::: Given data :::
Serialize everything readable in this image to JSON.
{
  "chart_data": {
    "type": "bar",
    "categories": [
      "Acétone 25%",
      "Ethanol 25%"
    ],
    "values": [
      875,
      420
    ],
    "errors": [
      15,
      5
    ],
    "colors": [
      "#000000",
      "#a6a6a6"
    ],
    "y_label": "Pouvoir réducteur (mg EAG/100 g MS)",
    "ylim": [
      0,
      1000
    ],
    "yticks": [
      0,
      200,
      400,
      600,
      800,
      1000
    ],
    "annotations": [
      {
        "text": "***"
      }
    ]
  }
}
:::
::: Given data :::
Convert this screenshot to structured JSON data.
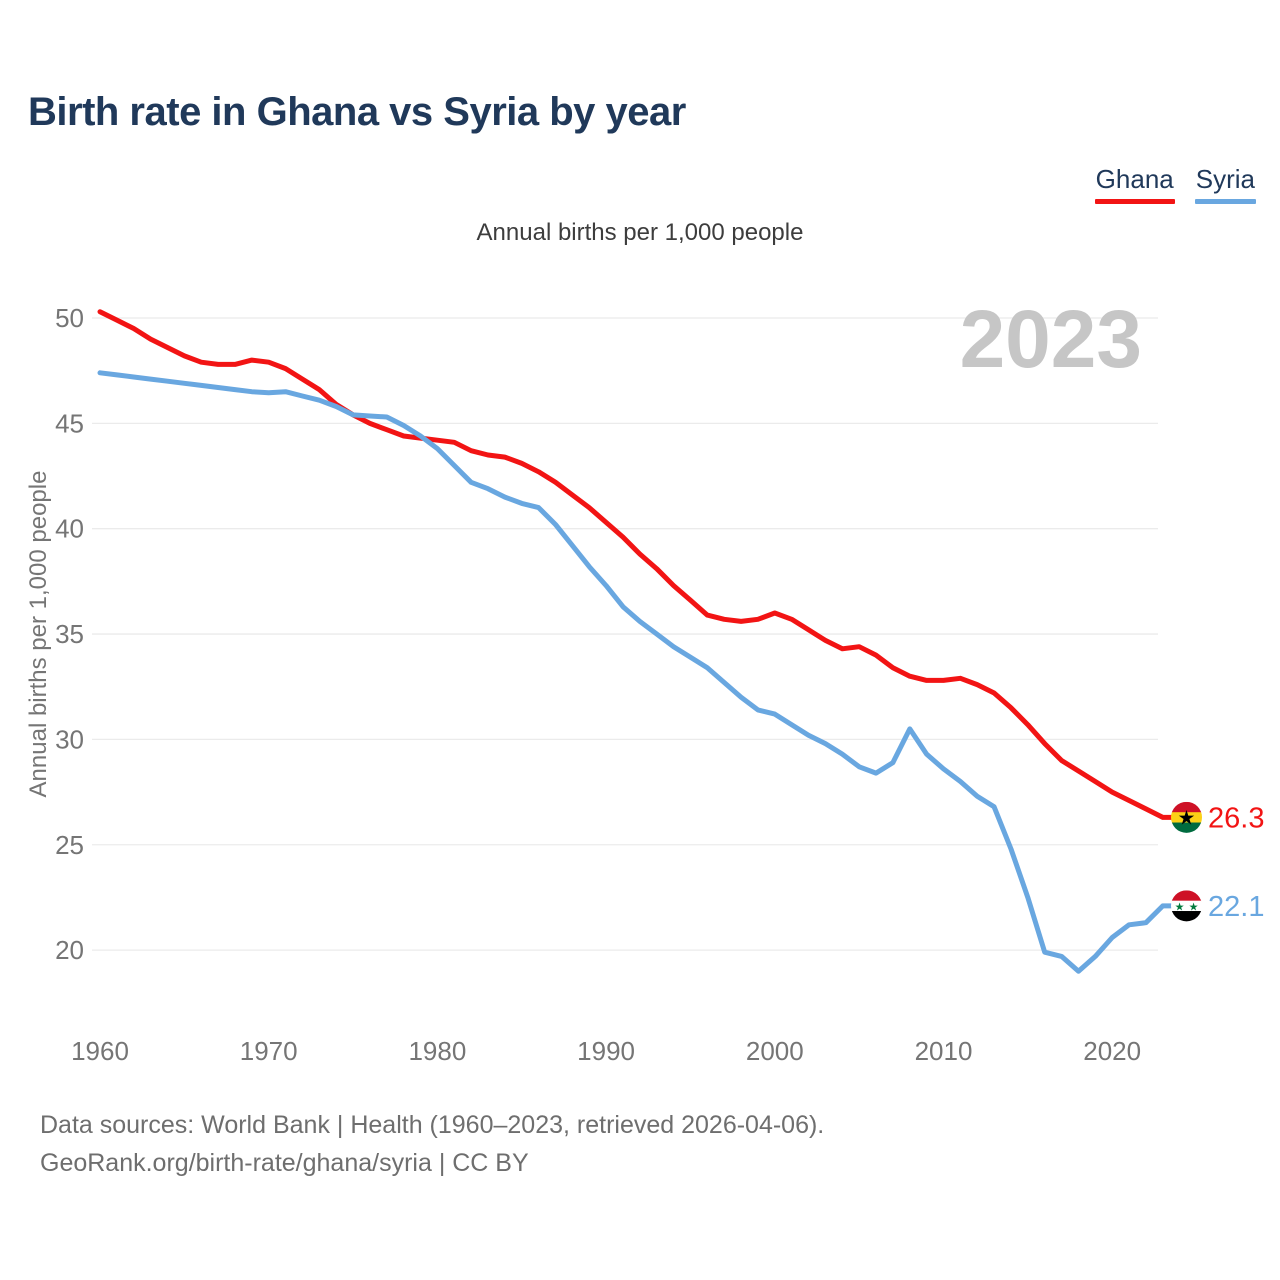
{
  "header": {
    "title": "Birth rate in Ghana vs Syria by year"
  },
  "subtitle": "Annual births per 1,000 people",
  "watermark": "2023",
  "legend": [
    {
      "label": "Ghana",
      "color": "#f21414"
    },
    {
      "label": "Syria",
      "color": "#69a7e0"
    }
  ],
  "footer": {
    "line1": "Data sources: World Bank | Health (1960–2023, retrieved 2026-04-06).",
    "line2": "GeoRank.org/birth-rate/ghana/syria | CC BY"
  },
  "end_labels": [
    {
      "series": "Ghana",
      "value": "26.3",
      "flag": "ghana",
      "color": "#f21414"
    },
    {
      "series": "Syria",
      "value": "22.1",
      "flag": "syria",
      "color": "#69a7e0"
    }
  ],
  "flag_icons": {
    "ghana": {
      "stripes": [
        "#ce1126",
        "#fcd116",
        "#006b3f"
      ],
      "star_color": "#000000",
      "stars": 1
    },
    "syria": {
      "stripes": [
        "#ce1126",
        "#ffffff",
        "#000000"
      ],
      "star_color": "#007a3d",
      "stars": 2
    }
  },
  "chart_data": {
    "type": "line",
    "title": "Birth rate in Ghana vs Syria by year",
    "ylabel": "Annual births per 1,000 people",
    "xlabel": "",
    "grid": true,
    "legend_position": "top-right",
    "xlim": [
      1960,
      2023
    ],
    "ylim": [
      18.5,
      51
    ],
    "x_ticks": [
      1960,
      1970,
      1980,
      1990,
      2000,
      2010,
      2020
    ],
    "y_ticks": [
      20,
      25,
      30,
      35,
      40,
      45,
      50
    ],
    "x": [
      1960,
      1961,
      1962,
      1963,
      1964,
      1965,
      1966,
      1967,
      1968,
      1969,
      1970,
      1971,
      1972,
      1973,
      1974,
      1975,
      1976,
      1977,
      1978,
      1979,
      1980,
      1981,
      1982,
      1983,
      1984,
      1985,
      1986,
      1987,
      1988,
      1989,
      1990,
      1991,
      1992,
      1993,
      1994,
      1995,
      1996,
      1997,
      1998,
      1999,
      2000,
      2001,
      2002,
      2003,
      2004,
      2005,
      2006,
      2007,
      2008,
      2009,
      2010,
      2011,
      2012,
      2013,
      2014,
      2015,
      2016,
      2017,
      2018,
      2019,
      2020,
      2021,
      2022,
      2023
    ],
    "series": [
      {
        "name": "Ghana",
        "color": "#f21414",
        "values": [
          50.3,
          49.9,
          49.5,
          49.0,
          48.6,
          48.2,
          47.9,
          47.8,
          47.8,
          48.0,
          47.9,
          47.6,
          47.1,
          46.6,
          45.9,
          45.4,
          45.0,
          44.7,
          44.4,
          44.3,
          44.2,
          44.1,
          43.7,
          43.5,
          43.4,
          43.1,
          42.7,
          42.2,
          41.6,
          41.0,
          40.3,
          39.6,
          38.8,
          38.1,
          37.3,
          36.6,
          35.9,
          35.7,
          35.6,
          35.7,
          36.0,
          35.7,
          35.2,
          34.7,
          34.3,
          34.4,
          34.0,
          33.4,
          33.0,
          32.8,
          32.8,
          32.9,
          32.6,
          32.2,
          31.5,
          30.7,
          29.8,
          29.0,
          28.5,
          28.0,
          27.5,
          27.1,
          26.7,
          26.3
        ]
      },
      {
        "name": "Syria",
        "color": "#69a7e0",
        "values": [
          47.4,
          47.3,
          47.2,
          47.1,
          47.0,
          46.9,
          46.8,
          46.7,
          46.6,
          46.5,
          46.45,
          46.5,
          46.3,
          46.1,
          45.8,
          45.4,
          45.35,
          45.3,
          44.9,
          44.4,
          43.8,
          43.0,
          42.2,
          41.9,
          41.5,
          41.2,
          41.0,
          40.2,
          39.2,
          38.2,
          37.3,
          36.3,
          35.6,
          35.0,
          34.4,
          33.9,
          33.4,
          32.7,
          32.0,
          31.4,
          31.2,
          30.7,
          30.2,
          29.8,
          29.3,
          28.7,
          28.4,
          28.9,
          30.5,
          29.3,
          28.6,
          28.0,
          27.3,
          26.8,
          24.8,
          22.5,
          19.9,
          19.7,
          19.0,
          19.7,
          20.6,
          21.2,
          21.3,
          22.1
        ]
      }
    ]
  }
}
:::
::: Given data :::
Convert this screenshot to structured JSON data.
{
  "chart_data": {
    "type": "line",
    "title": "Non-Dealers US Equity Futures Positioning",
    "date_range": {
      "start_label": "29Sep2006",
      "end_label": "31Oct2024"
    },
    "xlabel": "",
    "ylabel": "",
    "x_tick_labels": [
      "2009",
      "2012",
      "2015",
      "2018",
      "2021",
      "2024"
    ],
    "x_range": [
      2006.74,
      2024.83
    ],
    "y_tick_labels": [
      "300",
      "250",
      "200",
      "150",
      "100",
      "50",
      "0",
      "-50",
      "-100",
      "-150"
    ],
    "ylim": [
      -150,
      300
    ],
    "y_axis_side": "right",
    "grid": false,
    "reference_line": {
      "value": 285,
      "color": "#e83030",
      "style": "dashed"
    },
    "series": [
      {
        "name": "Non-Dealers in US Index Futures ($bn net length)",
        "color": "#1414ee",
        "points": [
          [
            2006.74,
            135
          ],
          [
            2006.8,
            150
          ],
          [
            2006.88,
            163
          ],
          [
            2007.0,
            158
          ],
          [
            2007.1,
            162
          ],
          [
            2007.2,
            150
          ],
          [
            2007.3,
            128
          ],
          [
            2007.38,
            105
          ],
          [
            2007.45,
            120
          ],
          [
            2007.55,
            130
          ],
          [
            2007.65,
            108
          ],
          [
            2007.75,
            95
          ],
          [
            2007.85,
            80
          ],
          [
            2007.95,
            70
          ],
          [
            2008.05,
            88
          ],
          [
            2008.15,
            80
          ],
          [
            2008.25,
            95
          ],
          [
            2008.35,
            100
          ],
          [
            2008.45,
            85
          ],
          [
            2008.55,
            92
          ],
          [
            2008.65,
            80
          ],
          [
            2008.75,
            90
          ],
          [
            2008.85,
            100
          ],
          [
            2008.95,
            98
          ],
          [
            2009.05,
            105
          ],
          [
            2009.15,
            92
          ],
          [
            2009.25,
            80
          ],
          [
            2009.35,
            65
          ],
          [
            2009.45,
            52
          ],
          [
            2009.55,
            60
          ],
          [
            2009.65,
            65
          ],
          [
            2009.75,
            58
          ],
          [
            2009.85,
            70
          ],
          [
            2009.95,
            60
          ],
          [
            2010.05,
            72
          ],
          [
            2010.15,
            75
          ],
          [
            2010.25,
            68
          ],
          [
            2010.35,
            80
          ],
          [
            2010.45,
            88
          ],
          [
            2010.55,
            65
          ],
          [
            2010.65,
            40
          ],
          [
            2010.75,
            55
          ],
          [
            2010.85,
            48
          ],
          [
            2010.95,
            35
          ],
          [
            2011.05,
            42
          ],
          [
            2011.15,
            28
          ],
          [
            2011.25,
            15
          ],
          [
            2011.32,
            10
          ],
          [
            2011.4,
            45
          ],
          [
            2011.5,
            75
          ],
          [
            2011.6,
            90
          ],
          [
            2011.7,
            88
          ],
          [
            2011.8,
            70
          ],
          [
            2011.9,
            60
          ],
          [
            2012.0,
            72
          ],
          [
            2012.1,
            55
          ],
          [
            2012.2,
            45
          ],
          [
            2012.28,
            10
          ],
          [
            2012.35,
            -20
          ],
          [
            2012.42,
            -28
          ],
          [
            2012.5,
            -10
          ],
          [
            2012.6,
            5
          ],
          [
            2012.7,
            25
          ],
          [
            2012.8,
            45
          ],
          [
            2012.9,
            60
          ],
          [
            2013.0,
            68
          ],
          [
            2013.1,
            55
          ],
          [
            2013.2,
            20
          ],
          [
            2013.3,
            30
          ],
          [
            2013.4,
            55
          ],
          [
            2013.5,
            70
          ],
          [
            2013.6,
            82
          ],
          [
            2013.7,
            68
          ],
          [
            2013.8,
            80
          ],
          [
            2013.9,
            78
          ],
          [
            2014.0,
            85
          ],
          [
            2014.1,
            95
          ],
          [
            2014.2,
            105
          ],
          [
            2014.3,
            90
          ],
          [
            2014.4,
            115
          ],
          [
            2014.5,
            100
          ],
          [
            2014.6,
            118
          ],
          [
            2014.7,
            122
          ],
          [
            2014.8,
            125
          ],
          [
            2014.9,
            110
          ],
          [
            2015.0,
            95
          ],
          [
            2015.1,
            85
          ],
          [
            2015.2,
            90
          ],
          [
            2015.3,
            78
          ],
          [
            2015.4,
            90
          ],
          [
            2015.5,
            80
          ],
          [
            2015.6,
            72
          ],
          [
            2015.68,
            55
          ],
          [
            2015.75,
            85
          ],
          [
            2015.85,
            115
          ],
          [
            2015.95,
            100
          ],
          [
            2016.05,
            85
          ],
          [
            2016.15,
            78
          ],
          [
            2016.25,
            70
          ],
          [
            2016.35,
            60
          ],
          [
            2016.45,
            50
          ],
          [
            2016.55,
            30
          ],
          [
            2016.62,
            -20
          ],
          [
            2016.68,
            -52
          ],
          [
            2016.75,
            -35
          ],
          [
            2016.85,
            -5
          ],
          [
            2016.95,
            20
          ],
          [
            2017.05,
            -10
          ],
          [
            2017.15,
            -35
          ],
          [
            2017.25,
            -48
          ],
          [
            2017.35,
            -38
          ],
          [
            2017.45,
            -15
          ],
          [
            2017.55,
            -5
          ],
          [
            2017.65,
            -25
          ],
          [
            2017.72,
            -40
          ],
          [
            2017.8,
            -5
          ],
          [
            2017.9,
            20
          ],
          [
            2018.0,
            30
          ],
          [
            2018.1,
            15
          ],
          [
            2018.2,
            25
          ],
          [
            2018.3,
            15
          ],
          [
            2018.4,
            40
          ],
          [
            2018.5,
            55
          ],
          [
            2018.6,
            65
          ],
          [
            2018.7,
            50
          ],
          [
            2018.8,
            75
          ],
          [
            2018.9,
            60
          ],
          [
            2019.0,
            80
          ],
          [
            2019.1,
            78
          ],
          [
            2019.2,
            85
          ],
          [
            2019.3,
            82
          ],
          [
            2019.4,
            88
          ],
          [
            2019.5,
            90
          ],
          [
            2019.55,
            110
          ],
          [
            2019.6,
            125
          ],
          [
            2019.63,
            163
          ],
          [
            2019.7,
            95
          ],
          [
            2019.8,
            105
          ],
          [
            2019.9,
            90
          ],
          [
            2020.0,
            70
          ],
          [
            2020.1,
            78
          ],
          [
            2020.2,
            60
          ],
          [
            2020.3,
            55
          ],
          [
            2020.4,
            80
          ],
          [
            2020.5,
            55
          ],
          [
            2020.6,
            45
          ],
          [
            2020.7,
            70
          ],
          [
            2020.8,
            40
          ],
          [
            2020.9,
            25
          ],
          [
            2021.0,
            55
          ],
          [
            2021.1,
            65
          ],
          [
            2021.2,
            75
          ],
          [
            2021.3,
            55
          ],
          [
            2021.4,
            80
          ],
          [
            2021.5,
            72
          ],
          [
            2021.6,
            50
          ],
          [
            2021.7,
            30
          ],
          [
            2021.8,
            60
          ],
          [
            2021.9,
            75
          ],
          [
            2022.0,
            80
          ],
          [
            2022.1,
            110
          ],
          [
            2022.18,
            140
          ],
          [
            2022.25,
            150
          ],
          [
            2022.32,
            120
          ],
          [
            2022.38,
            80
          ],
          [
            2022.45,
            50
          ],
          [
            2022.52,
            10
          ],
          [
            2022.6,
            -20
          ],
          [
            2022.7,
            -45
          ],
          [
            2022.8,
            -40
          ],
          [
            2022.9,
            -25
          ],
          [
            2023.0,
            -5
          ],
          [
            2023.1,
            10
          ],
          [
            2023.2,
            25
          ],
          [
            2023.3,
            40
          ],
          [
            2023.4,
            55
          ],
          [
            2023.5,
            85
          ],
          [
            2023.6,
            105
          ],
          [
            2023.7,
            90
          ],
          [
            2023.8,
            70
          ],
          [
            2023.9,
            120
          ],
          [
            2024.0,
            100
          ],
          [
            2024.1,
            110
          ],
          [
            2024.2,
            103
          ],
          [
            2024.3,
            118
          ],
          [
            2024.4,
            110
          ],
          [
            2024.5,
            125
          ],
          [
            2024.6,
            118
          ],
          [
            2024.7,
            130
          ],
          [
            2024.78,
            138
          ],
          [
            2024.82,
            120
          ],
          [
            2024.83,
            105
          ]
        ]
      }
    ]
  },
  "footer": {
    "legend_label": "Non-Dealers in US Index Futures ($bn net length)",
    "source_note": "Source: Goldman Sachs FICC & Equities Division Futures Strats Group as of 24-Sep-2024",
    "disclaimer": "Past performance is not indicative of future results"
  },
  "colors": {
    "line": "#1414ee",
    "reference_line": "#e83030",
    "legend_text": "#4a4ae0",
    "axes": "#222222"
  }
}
:::
Using the listing above, return all lines where the word "ylabel" occurs.

    "ylabel": "Annual births per 1,000 people",
    "ylabel": "",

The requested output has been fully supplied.